> Objective
Which lines hold the word "Heliocentric"? Copy each of them.

<<<<

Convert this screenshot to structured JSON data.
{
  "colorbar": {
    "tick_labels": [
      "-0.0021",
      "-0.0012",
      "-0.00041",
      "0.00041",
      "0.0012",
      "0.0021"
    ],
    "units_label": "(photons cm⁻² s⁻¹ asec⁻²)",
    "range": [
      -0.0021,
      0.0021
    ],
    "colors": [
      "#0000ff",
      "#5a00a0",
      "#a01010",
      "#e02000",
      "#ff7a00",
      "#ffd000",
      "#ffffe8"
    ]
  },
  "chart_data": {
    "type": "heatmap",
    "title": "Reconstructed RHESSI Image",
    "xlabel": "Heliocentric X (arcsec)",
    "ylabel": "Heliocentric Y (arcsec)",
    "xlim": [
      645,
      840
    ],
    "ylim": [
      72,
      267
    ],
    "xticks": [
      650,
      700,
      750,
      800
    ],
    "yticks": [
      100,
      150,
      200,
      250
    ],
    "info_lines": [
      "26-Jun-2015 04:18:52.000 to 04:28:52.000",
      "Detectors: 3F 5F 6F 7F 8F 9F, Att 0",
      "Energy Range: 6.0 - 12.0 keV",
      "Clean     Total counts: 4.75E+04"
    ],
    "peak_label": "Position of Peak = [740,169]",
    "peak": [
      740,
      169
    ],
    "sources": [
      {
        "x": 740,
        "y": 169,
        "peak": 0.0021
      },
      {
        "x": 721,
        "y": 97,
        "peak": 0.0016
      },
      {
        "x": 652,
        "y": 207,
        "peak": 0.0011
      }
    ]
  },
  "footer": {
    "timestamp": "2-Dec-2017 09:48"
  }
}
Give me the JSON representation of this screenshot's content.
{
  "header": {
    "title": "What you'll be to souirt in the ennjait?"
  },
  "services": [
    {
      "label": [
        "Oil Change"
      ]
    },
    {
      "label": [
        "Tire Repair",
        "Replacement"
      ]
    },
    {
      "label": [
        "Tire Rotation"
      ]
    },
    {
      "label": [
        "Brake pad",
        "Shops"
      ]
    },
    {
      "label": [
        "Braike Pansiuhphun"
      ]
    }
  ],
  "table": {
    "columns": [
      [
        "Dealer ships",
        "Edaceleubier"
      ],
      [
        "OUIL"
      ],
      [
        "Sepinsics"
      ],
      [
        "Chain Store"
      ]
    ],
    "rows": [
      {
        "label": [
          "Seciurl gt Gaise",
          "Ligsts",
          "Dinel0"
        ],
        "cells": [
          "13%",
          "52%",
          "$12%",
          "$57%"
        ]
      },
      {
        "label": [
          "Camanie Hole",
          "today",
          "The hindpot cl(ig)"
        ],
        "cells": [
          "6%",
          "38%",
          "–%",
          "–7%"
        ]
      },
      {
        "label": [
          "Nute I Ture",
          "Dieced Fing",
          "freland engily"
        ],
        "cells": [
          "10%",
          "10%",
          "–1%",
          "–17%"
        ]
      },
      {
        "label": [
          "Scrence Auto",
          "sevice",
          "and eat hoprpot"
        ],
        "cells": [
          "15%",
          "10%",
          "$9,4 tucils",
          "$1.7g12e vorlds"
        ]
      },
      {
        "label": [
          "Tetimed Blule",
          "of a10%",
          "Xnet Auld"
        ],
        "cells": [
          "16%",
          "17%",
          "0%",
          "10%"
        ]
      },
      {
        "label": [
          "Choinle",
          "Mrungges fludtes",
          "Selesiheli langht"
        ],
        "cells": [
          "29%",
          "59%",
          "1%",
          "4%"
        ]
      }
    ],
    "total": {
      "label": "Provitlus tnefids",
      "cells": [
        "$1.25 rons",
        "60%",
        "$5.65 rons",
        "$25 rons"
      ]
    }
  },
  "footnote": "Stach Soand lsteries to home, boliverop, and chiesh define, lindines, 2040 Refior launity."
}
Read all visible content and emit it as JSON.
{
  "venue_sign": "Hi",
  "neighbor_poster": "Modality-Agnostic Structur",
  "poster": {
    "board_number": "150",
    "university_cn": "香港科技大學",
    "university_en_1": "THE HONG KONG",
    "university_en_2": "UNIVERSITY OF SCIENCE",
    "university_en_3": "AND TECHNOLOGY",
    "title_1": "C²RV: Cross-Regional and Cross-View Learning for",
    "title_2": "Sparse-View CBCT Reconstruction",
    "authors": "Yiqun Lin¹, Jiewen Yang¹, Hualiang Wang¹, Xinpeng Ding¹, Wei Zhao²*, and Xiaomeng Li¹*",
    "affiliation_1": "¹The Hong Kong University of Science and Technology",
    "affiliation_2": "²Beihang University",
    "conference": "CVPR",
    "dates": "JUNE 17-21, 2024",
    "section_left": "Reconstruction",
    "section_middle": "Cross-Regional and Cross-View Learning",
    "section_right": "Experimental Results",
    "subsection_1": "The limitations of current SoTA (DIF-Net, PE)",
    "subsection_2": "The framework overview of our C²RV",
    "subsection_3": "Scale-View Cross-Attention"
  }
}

>>>>

> Answer for the task
    "xlabel": "Heliocentric X (arcsec)",
    "ylabel": "Heliocentric Y (arcsec)",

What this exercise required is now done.